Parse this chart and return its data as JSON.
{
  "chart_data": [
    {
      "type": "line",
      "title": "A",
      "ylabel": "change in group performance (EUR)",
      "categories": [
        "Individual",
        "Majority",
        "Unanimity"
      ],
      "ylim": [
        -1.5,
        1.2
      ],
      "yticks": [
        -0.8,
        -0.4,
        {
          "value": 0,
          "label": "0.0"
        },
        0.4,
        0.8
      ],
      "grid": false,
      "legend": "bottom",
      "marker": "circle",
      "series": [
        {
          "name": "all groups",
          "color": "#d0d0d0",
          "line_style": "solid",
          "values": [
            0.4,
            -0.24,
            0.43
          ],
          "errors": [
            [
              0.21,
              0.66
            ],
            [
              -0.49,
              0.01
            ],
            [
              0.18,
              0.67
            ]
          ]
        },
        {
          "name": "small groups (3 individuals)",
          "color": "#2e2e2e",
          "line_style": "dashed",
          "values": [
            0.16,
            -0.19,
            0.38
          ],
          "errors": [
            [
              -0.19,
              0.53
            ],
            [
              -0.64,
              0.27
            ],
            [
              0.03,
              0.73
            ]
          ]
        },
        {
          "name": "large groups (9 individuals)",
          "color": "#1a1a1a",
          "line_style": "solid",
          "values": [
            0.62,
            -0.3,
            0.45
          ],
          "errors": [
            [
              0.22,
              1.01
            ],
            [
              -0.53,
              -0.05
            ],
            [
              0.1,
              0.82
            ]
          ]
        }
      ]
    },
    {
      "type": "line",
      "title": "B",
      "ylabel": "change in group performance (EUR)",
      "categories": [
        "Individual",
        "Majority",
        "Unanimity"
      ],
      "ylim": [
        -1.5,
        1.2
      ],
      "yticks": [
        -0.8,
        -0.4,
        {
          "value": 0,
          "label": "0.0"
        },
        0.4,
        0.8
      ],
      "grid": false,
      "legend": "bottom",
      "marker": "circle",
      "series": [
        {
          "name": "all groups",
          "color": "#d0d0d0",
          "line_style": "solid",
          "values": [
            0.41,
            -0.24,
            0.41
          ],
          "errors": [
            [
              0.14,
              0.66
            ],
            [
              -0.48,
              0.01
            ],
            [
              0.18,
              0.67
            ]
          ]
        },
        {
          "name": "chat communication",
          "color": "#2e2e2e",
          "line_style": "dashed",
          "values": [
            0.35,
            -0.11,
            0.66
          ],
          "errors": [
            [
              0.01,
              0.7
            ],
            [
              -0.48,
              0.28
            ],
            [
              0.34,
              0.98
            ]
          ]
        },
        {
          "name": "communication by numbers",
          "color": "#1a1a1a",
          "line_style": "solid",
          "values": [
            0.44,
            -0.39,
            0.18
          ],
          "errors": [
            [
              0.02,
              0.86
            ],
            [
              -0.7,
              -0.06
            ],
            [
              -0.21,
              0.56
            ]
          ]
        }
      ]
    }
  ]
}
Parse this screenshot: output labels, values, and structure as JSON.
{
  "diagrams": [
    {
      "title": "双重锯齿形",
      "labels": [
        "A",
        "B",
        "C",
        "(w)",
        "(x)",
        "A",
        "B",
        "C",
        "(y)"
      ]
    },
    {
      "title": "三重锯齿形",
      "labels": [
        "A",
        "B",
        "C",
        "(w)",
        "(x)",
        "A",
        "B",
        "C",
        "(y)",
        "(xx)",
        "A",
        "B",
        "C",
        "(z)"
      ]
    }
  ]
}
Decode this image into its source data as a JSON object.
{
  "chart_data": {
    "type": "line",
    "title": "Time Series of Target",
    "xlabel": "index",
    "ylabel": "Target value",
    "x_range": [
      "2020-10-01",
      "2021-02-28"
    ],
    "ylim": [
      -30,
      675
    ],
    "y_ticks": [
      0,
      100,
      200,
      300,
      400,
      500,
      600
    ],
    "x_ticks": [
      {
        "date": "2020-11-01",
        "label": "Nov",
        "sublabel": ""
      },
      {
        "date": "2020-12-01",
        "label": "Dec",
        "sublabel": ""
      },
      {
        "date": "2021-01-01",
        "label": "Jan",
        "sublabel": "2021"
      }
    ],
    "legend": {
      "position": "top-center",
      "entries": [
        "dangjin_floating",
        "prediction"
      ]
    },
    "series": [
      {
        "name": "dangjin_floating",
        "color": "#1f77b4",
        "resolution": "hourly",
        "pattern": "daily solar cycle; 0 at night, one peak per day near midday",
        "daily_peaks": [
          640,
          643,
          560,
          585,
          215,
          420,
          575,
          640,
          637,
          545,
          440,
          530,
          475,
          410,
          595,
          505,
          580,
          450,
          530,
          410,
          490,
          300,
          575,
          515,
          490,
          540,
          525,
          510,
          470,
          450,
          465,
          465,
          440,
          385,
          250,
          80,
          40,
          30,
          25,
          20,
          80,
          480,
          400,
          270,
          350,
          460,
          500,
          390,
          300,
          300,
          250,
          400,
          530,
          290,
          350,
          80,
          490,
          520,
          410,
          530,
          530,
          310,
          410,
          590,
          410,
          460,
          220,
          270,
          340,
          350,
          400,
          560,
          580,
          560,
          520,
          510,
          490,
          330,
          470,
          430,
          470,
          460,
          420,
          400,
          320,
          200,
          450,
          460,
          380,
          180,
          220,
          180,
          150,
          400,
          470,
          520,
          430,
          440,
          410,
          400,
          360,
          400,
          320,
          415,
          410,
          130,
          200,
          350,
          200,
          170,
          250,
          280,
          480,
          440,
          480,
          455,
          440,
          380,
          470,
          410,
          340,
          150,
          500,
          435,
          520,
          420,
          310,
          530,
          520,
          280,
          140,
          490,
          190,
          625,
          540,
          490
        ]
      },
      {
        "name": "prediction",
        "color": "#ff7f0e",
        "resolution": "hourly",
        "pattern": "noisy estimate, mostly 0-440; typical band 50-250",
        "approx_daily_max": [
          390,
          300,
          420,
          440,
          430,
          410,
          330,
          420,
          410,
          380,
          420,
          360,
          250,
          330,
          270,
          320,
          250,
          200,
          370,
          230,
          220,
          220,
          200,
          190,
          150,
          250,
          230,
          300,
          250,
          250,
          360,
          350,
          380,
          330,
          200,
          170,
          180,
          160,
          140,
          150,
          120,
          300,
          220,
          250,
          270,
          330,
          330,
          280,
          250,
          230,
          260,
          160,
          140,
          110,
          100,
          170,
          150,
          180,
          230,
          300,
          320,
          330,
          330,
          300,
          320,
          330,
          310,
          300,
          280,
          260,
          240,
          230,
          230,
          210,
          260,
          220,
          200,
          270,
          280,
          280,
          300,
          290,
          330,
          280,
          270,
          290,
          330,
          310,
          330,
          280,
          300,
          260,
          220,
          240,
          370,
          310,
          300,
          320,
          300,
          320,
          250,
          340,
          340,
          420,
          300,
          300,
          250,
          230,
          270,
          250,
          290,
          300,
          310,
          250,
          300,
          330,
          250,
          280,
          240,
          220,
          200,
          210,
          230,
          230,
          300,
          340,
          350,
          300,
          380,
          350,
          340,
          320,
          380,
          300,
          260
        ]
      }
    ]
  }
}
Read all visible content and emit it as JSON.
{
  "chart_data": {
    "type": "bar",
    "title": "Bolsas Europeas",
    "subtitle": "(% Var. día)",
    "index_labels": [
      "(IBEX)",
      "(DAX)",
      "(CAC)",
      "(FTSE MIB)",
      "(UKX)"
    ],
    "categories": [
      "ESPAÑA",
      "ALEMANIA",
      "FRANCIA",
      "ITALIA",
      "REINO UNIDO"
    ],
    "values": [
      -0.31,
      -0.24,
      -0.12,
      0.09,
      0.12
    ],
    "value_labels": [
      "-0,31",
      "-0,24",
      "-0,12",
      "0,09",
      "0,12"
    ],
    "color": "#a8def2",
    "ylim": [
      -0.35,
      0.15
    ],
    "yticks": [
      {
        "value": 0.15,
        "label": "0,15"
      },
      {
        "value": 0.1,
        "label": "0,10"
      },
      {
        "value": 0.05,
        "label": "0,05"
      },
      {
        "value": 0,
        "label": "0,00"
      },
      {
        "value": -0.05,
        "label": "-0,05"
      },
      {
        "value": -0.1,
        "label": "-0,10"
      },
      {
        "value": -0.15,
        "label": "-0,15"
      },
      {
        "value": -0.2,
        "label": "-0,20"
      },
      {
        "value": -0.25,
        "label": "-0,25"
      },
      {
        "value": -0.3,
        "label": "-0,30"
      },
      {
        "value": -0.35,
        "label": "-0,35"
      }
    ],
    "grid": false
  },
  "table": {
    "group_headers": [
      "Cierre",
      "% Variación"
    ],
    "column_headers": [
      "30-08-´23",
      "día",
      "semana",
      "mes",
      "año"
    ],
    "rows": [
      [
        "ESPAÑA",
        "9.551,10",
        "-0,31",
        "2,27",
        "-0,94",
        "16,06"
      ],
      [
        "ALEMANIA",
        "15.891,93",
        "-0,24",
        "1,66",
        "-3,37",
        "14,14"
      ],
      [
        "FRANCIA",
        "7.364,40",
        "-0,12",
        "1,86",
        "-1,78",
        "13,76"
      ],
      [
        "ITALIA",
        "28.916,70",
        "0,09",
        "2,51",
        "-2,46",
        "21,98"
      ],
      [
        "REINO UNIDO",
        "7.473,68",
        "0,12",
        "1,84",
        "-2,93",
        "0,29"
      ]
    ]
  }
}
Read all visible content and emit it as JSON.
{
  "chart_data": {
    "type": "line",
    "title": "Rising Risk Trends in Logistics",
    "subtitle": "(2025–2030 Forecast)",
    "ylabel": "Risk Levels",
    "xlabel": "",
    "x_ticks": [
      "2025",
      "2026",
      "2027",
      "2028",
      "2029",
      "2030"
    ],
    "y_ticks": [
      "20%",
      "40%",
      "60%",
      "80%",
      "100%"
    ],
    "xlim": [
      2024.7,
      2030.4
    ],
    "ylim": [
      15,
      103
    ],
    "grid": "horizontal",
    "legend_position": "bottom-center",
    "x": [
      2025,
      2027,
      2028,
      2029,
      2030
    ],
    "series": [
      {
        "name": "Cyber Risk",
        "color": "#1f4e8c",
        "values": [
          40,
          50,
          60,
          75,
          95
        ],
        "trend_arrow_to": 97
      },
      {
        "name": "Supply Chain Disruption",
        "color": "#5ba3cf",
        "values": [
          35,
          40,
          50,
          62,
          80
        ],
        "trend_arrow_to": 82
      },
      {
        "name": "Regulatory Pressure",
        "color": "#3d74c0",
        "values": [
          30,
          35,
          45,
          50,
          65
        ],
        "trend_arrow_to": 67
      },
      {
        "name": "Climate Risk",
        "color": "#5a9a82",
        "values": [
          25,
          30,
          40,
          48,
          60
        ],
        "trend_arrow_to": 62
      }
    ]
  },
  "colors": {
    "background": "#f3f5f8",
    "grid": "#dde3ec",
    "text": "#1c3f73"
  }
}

----------------

EXERCISE TASK
Extract all lines containing the word "center".

REPLY TO THE EXERCISE
      "position": "top-center",
    "legend_position": "bottom-center",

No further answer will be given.